[Data records]
------------

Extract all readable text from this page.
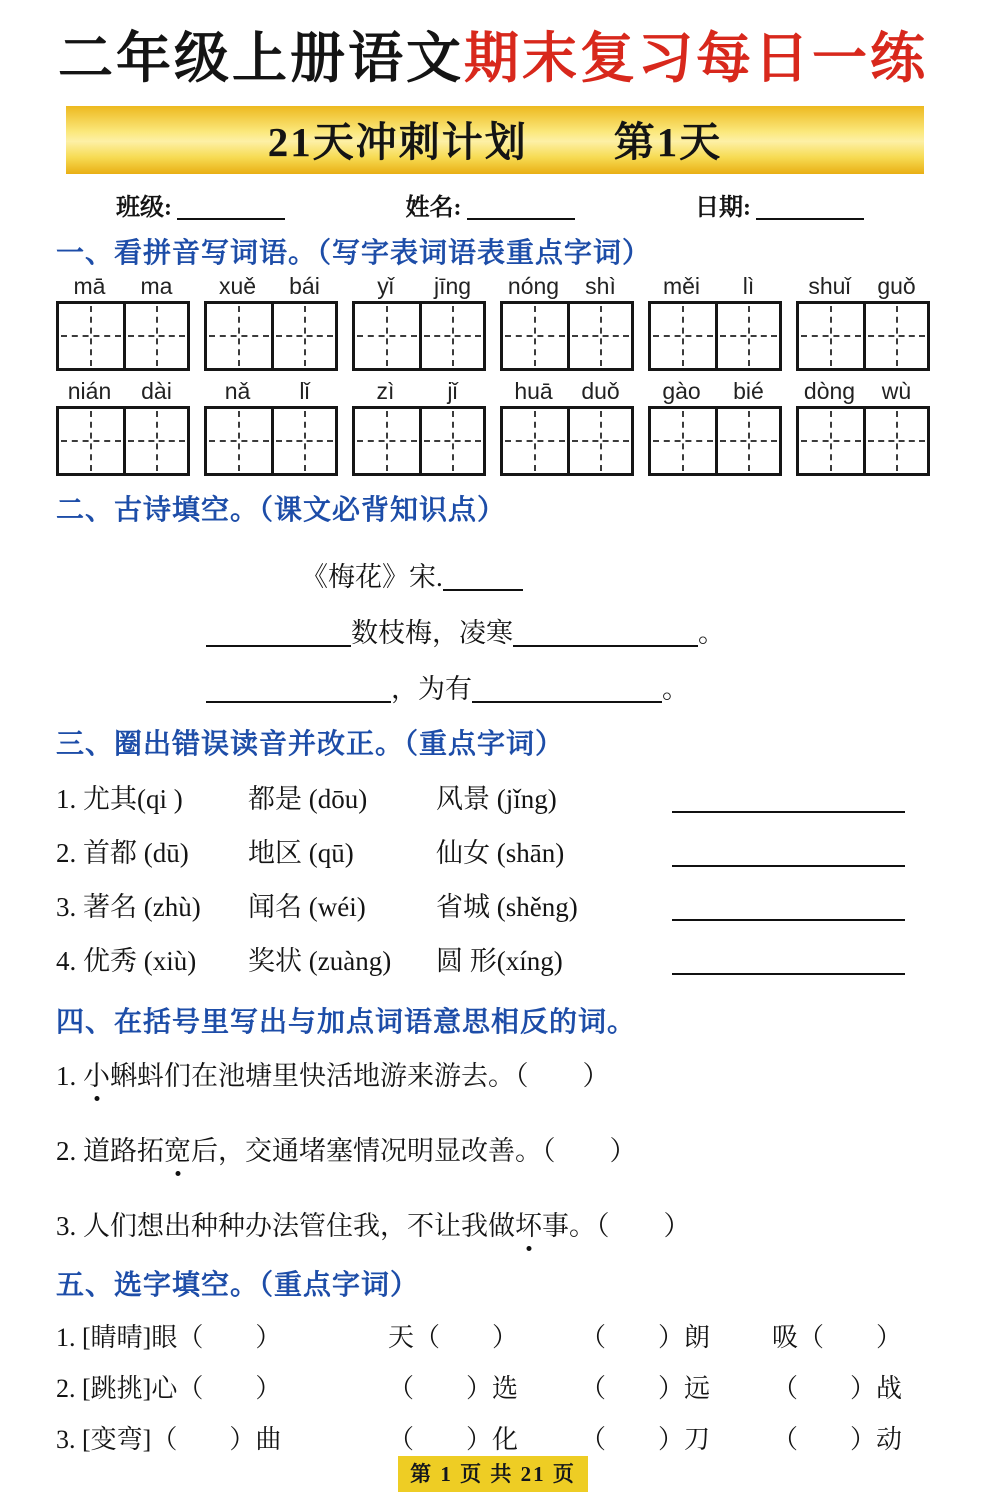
二年级上册语文期末复习每日一练
21天冲刺计划　　第1天
班级:	姓名:	日期:
一、看拼音写词语。（写字表词语表重点字词）
mā	ma	xuě	bái	yǐ	jīng	nóng	shì	měi	lì	shuǐ	guǒ
nián	dài	nǎ	lǐ	zì	jǐ	huā	duǒ	gào	bié	dòng	wù
二、古诗填空。（课文必背知识点）
《梅花》宋.
数枝梅，凌寒	。
，为有	。
三、圈出错误读音并改正。（重点字词）
1. 尤其(qi )	都是 (dōu)	风景 (jǐng)
2. 首都 (dū)	地区 (qū)	仙女 (shān)
3. 著名 (zhù)	闻名 (wéi)	省城 (shěng)
4. 优秀 (xiù)	奖状 (zuàng)	圆 形(xíng)
四、在括号里写出与加点词语意思相反的词。
1. 小蝌蚪们在池塘里快活地游来游去。（　　）
2. 道路拓宽后，交通堵塞情况明显改善。（　　）
3. 人们想出种种办法管住我，不让我做坏事。（　　）
五、选字填空。（重点字词）
1. [睛晴]眼（　　）	天（　　） （　　）朗 吸（　　）
2. [跳挑]心（　　）	（　　）选 （　　）远 （　　）战
3. [变弯]（　　）曲	（　　）化 （　　）刀 （　　）动
第 1 页 共 21 页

------------

> **Goal**
Quote the records in full and exactly; skip any image.

> **Completed exercise**
Extract all readable text from this page.
二年级上册语文期末复习每日一练
21天冲刺计划　　第1天
班级:	姓名:	日期:
一、看拼音写词语。（写字表词语表重点字词）
mā	ma	xuě	bái	yǐ	jīng	nóng	shì	měi	lì	shuǐ	guǒ
nián	dài	nǎ	lǐ	zì	jǐ	huā	duǒ	gào	bié	dòng	wù
二、古诗填空。（课文必背知识点）
《梅花》宋.
数枝梅，凌寒	。
，为有	。
三、圈出错误读音并改正。（重点字词）
1. 尤其(qi )	都是 (dōu)	风景 (jǐng)
2. 首都 (dū)	地区 (qū)	仙女 (shān)
3. 著名 (zhù)	闻名 (wéi)	省城 (shěng)
4. 优秀 (xiù)	奖状 (zuàng)	圆 形(xíng)
四、在括号里写出与加点词语意思相反的词。
1. 小蝌蚪们在池塘里快活地游来游去。（　　）
2. 道路拓宽后，交通堵塞情况明显改善。（　　）
3. 人们想出种种办法管住我，不让我做坏事。（　　）
五、选字填空。（重点字词）
1. [睛晴]眼（　　）	天（　　） （　　）朗 吸（　　）
2. [跳挑]心（　　）	（　　）选 （　　）远 （　　）战
3. [变弯]（　　）曲	（　　）化 （　　）刀 （　　）动
第 1 页 共 21 页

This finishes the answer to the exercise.